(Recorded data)
══════════

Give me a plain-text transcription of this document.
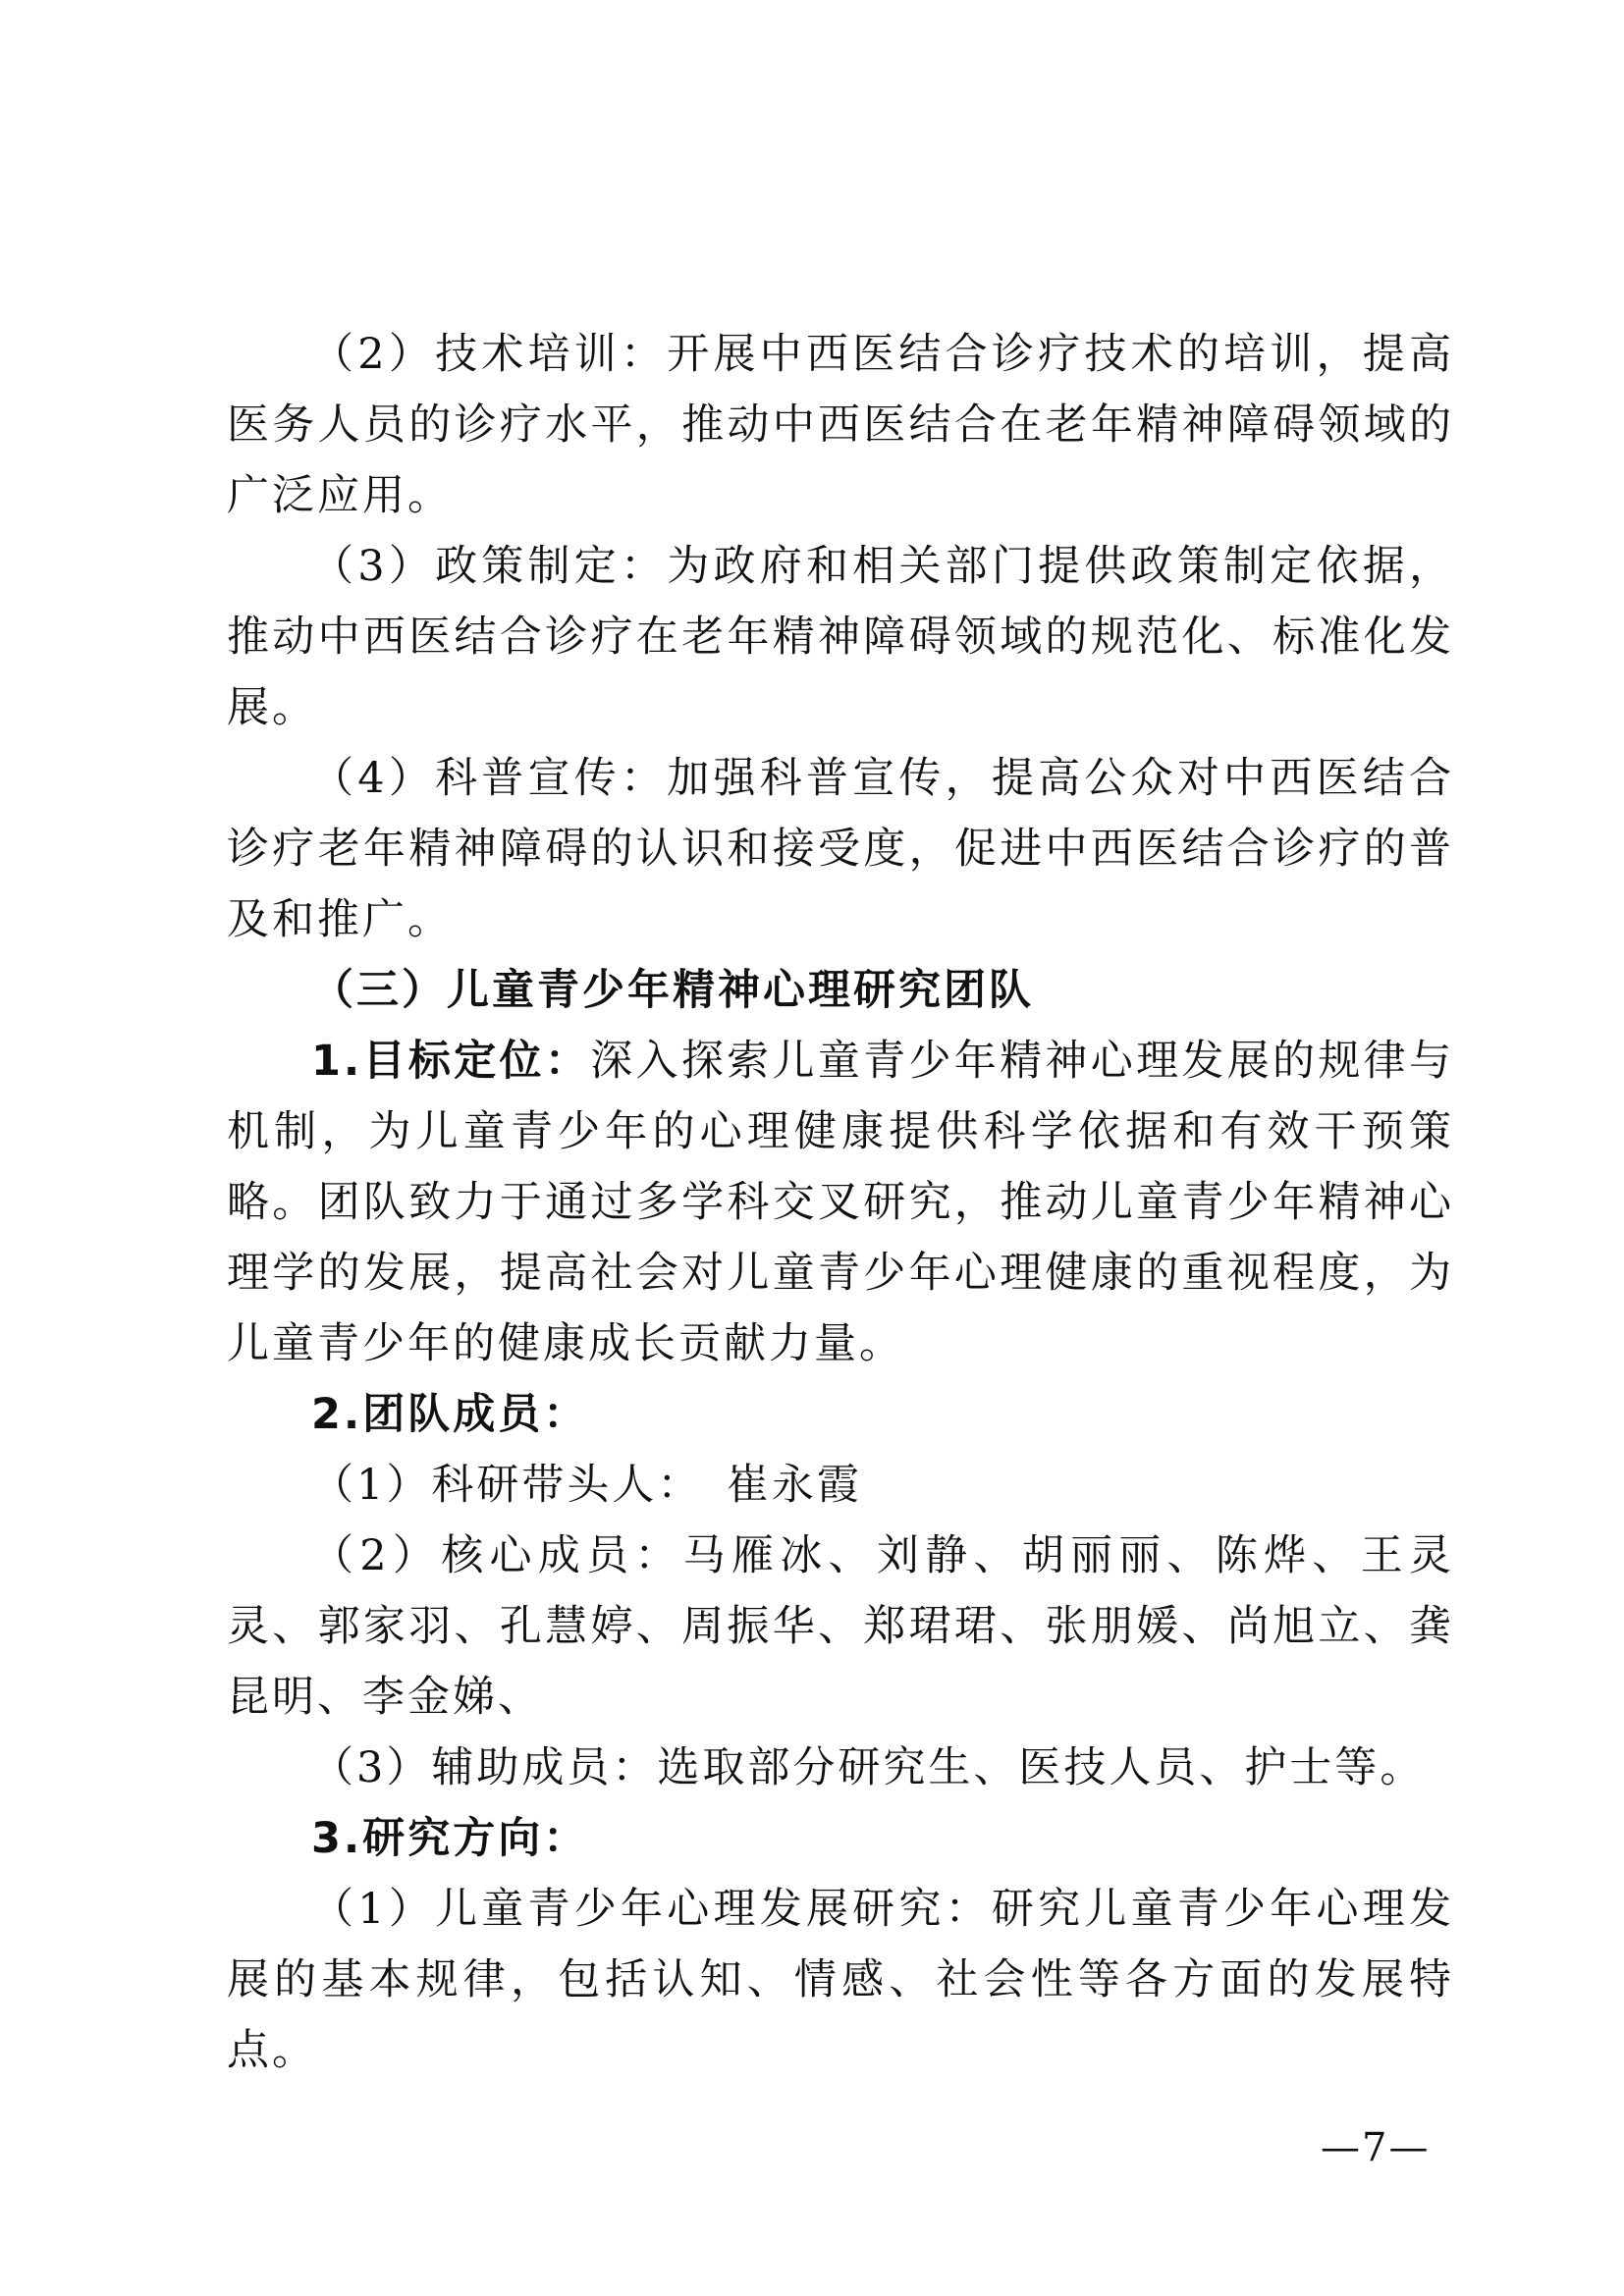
（2）技术培训：开展中西医结合诊疗技术的培训，提高医务人员的诊疗水平，推动中西医结合在老年精神障碍领域的广泛应用。

（3）政策制定：为政府和相关部门提供政策制定依据，推动中西医结合诊疗在老年精神障碍领域的规范化、标准化发展。

（4）科普宣传：加强科普宣传，提高公众对中西医结合诊疗老年精神障碍的认识和接受度，促进中西医结合诊疗的普及和推广。

（三）儿童青少年精神心理研究团队

1.目标定位：深入探索儿童青少年精神心理发展的规律与机制，为儿童青少年的心理健康提供科学依据和有效干预策略。团队致力于通过多学科交叉研究，推动儿童青少年精神心理学的发展，提高社会对儿童青少年心理健康的重视程度，为儿童青少年的健康成长贡献力量。

2.团队成员：

（1）科研带头人：　崔永霞

（2）核心成员：马雁冰、刘静、胡丽丽、陈烨、王灵灵、郭家羽、孔慧婷、周振华、郑珺珺、张朋媛、尚旭立、龚昆明、李金娣、

（3）辅助成员：选取部分研究生、医技人员、护士等。

3.研究方向：

（1）儿童青少年心理发展研究：研究儿童青少年心理发展的基本规律，包括认知、情感、社会性等各方面的发展特点。

—7—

══════════

» TASK
Write the listing above out again exactly, dropping each image.

» RESPONSE
Give me a plain-text transcription of this document.
（2）技术培训：开展中西医结合诊疗技术的培训，提高医务人员的诊疗水平，推动中西医结合在老年精神障碍领域的广泛应用。

（3）政策制定：为政府和相关部门提供政策制定依据，推动中西医结合诊疗在老年精神障碍领域的规范化、标准化发展。

（4）科普宣传：加强科普宣传，提高公众对中西医结合诊疗老年精神障碍的认识和接受度，促进中西医结合诊疗的普及和推广。

（三）儿童青少年精神心理研究团队

1.目标定位：深入探索儿童青少年精神心理发展的规律与机制，为儿童青少年的心理健康提供科学依据和有效干预策略。团队致力于通过多学科交叉研究，推动儿童青少年精神心理学的发展，提高社会对儿童青少年心理健康的重视程度，为儿童青少年的健康成长贡献力量。

2.团队成员：

（1）科研带头人：　崔永霞

（2）核心成员：马雁冰、刘静、胡丽丽、陈烨、王灵灵、郭家羽、孔慧婷、周振华、郑珺珺、张朋媛、尚旭立、龚昆明、李金娣、

（3）辅助成员：选取部分研究生、医技人员、护士等。

3.研究方向：

（1）儿童青少年心理发展研究：研究儿童青少年心理发展的基本规律，包括认知、情感、社会性等各方面的发展特点。

—7—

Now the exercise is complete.